### [SET PROBLEM]
Output all lines exactly, with nothing added or dropped.

(Records from a data source)
####################

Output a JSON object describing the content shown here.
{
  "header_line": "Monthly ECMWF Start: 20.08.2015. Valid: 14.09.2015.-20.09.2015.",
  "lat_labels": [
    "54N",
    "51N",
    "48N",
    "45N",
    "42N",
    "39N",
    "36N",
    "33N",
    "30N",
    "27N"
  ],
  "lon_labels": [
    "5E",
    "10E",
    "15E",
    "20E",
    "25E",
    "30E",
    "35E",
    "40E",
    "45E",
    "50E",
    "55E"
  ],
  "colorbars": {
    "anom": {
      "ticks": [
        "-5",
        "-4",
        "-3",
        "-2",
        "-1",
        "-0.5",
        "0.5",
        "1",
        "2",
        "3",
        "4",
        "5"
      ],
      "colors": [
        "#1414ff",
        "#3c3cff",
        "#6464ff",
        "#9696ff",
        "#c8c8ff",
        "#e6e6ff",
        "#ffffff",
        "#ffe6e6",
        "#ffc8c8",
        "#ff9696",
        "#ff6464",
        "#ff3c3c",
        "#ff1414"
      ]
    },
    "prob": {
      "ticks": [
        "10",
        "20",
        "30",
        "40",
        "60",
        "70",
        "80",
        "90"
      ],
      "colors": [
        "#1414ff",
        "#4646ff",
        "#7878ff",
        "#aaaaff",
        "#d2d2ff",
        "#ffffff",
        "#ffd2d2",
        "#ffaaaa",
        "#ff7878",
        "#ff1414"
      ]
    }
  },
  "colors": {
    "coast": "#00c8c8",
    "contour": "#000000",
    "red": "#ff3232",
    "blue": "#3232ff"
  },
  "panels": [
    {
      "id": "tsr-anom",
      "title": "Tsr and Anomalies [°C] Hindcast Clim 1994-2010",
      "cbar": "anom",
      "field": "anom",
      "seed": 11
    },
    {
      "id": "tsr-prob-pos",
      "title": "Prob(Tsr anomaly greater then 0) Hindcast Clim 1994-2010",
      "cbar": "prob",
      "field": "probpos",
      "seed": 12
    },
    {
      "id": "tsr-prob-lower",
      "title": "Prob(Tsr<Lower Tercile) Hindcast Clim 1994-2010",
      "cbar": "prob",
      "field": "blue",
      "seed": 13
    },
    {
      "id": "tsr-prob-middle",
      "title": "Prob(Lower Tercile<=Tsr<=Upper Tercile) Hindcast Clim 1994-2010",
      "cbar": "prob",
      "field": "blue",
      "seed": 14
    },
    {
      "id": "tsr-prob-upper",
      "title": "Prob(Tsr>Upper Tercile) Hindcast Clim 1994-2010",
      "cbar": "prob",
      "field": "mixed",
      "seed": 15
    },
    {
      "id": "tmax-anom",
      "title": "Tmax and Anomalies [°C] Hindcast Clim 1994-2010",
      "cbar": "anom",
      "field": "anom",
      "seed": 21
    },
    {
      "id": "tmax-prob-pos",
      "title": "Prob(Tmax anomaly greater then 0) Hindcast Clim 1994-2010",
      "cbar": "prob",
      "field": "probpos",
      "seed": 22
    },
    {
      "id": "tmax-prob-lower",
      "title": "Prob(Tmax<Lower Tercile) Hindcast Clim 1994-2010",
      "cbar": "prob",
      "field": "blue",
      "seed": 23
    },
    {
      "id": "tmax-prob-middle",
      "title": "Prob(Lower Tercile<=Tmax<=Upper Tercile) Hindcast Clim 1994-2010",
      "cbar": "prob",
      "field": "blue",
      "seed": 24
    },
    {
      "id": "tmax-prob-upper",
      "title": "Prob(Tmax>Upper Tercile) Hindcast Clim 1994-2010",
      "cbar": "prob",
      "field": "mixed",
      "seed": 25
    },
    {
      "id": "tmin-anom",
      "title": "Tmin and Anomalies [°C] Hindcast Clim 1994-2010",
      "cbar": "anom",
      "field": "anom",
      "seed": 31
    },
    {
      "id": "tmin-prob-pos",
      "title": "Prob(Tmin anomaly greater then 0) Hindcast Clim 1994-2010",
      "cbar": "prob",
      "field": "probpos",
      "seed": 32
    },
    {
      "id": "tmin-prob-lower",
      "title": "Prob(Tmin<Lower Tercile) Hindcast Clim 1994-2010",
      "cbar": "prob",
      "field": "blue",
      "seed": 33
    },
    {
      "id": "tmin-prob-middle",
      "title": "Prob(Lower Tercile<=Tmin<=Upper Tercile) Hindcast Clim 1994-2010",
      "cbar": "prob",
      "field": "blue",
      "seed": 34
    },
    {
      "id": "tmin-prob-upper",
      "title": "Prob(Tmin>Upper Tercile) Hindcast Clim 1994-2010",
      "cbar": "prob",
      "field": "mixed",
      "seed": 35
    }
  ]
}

####################

### [OUTPUT OF THE EXERCISE]
Output a JSON object describing the content shown here.
{
  "header_line": "Monthly ECMWF Start: 20.08.2015. Valid: 14.09.2015.-20.09.2015.",
  "lat_labels": [
    "54N",
    "51N",
    "48N",
    "45N",
    "42N",
    "39N",
    "36N",
    "33N",
    "30N",
    "27N"
  ],
  "lon_labels": [
    "5E",
    "10E",
    "15E",
    "20E",
    "25E",
    "30E",
    "35E",
    "40E",
    "45E",
    "50E",
    "55E"
  ],
  "colorbars": {
    "anom": {
      "ticks": [
        "-5",
        "-4",
        "-3",
        "-2",
        "-1",
        "-0.5",
        "0.5",
        "1",
        "2",
        "3",
        "4",
        "5"
      ],
      "colors": [
        "#1414ff",
        "#3c3cff",
        "#6464ff",
        "#9696ff",
        "#c8c8ff",
        "#e6e6ff",
        "#ffffff",
        "#ffe6e6",
        "#ffc8c8",
        "#ff9696",
        "#ff6464",
        "#ff3c3c",
        "#ff1414"
      ]
    },
    "prob": {
      "ticks": [
        "10",
        "20",
        "30",
        "40",
        "60",
        "70",
        "80",
        "90"
      ],
      "colors": [
        "#1414ff",
        "#4646ff",
        "#7878ff",
        "#aaaaff",
        "#d2d2ff",
        "#ffffff",
        "#ffd2d2",
        "#ffaaaa",
        "#ff7878",
        "#ff1414"
      ]
    }
  },
  "colors": {
    "coast": "#00c8c8",
    "contour": "#000000",
    "red": "#ff3232",
    "blue": "#3232ff"
  },
  "panels": [
    {
      "id": "tsr-anom",
      "title": "Tsr and Anomalies [°C] Hindcast Clim 1994-2010",
      "cbar": "anom",
      "field": "anom",
      "seed": 11
    },
    {
      "id": "tsr-prob-pos",
      "title": "Prob(Tsr anomaly greater then 0) Hindcast Clim 1994-2010",
      "cbar": "prob",
      "field": "probpos",
      "seed": 12
    },
    {
      "id": "tsr-prob-lower",
      "title": "Prob(Tsr<Lower Tercile) Hindcast Clim 1994-2010",
      "cbar": "prob",
      "field": "blue",
      "seed": 13
    },
    {
      "id": "tsr-prob-middle",
      "title": "Prob(Lower Tercile<=Tsr<=Upper Tercile) Hindcast Clim 1994-2010",
      "cbar": "prob",
      "field": "blue",
      "seed": 14
    },
    {
      "id": "tsr-prob-upper",
      "title": "Prob(Tsr>Upper Tercile) Hindcast Clim 1994-2010",
      "cbar": "prob",
      "field": "mixed",
      "seed": 15
    },
    {
      "id": "tmax-anom",
      "title": "Tmax and Anomalies [°C] Hindcast Clim 1994-2010",
      "cbar": "anom",
      "field": "anom",
      "seed": 21
    },
    {
      "id": "tmax-prob-pos",
      "title": "Prob(Tmax anomaly greater then 0) Hindcast Clim 1994-2010",
      "cbar": "prob",
      "field": "probpos",
      "seed": 22
    },
    {
      "id": "tmax-prob-lower",
      "title": "Prob(Tmax<Lower Tercile) Hindcast Clim 1994-2010",
      "cbar": "prob",
      "field": "blue",
      "seed": 23
    },
    {
      "id": "tmax-prob-middle",
      "title": "Prob(Lower Tercile<=Tmax<=Upper Tercile) Hindcast Clim 1994-2010",
      "cbar": "prob",
      "field": "blue",
      "seed": 24
    },
    {
      "id": "tmax-prob-upper",
      "title": "Prob(Tmax>Upper Tercile) Hindcast Clim 1994-2010",
      "cbar": "prob",
      "field": "mixed",
      "seed": 25
    },
    {
      "id": "tmin-anom",
      "title": "Tmin and Anomalies [°C] Hindcast Clim 1994-2010",
      "cbar": "anom",
      "field": "anom",
      "seed": 31
    },
    {
      "id": "tmin-prob-pos",
      "title": "Prob(Tmin anomaly greater then 0) Hindcast Clim 1994-2010",
      "cbar": "prob",
      "field": "probpos",
      "seed": 32
    },
    {
      "id": "tmin-prob-lower",
      "title": "Prob(Tmin<Lower Tercile) Hindcast Clim 1994-2010",
      "cbar": "prob",
      "field": "blue",
      "seed": 33
    },
    {
      "id": "tmin-prob-middle",
      "title": "Prob(Lower Tercile<=Tmin<=Upper Tercile) Hindcast Clim 1994-2010",
      "cbar": "prob",
      "field": "blue",
      "seed": 34
    },
    {
      "id": "tmin-prob-upper",
      "title": "Prob(Tmin>Upper Tercile) Hindcast Clim 1994-2010",
      "cbar": "prob",
      "field": "mixed",
      "seed": 35
    }
  ]
}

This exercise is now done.